Extract to read:

◆ ◆ ◆

By Patrick Collinson, The Guardian

May 5, 2004

The new EU nations face a pensions catastrophe, but the British state pension is on a more secure footing than almost any other in Europe, according to a report published yesterday.

Slovakia scored worst and Luxembourg best in a study of the schemes of the 25 EU members by actuaries Aon. 

In Slovakia, there are only 1.6 people working for every one person retired, compared to Luxembourg, where the "dependency ratio" is 4.4. Britain came towards the top of the table, with 2.6 people working for every retired person. The EU average is 2.2. 

High unemployment rates and generous early retirement dates mean that pension systems are creaking in all of the ten new EU entrants. Hungary, where women can pick up a state pension at age 55, has only 3.6 million people working to support a retired population of 2.2 million. 

However in the new EU nations, relatively low state pensions means that the economic impact is softened. In France and Italy, state pension benefits are a far greater burden on the public purse.

◆ ◆ ◆

Given data:
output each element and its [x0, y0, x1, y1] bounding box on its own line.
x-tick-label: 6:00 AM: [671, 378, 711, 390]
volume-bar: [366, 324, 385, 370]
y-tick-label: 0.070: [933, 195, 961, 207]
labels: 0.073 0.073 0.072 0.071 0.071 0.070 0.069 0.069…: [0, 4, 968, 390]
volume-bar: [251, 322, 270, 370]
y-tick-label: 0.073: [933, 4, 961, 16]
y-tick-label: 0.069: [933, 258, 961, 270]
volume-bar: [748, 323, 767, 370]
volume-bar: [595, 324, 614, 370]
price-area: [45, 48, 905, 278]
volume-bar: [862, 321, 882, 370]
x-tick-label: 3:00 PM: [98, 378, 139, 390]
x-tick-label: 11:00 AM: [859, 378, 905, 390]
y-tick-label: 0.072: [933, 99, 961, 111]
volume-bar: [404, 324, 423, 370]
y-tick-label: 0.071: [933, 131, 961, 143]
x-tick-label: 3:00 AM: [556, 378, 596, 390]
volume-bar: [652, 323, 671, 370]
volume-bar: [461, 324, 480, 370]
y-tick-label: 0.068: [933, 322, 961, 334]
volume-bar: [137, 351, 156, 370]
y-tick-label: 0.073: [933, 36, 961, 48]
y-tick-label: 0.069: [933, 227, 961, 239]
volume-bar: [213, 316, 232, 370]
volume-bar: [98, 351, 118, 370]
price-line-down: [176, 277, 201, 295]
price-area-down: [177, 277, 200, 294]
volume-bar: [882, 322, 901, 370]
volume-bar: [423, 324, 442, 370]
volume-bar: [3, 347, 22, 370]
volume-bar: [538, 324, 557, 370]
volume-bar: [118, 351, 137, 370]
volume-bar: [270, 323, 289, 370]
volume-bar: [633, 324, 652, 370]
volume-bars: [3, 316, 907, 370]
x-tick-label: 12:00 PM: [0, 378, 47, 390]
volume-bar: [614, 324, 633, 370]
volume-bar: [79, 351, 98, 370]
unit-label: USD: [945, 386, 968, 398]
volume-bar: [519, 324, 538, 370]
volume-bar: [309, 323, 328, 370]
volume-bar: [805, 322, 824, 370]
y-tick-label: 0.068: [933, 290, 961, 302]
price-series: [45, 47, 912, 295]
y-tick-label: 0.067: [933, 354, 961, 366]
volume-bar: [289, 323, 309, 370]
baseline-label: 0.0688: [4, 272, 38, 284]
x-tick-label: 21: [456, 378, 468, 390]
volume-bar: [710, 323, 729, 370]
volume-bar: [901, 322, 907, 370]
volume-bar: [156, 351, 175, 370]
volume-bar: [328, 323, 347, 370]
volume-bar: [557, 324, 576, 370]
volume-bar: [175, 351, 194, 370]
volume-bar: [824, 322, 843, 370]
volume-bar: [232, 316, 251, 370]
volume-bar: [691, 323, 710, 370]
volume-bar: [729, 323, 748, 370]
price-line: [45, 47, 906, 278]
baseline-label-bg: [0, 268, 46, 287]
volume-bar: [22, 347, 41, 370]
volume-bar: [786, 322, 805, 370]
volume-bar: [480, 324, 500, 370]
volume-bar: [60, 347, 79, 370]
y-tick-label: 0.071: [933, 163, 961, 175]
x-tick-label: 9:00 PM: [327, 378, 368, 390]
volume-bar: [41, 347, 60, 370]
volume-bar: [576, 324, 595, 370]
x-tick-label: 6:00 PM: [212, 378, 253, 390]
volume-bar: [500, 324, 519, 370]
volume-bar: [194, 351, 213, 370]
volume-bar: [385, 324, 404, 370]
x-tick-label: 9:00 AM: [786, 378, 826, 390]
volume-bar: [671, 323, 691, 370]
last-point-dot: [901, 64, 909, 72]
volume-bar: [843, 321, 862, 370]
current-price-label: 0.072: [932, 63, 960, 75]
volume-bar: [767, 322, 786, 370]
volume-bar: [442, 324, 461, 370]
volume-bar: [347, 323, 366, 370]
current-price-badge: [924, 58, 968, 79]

◆ ◆ ◆

Written problem 1: Using the article on EU pensions, explain why the pension systems of the ten new EU entrants are under strain, and why the economic impact there is softened. Answer in one to three sentences.
Written problem 2: Continue the article on EU pensions from its last sentence.
The material has no role here.

Exercise response 1: High unemployment rates and generous early retirement dates leave pension systems creaking in all ten new EU entrants. Their relatively low state pensions soften the economic impact.

Exercise response 2:
In France, 22.6 million workers are supporting generous pension benefits for 13 million pensioners in contrast to Britain, where 28 million active workers are paying for the much less generous state pensions of 10.9 million pensioners. "The UK has among the highest numbers of workers supporting each state pensioner, but while our position looks favourable, we cannot be complacent," said Paul McGlone of Aon. 

It will be 25 years before Britain is like Japan, where the ratio is two workers for every one pensioner. "The long-term solution has to be working longer, retiring later and having more children," Mr McGlone said.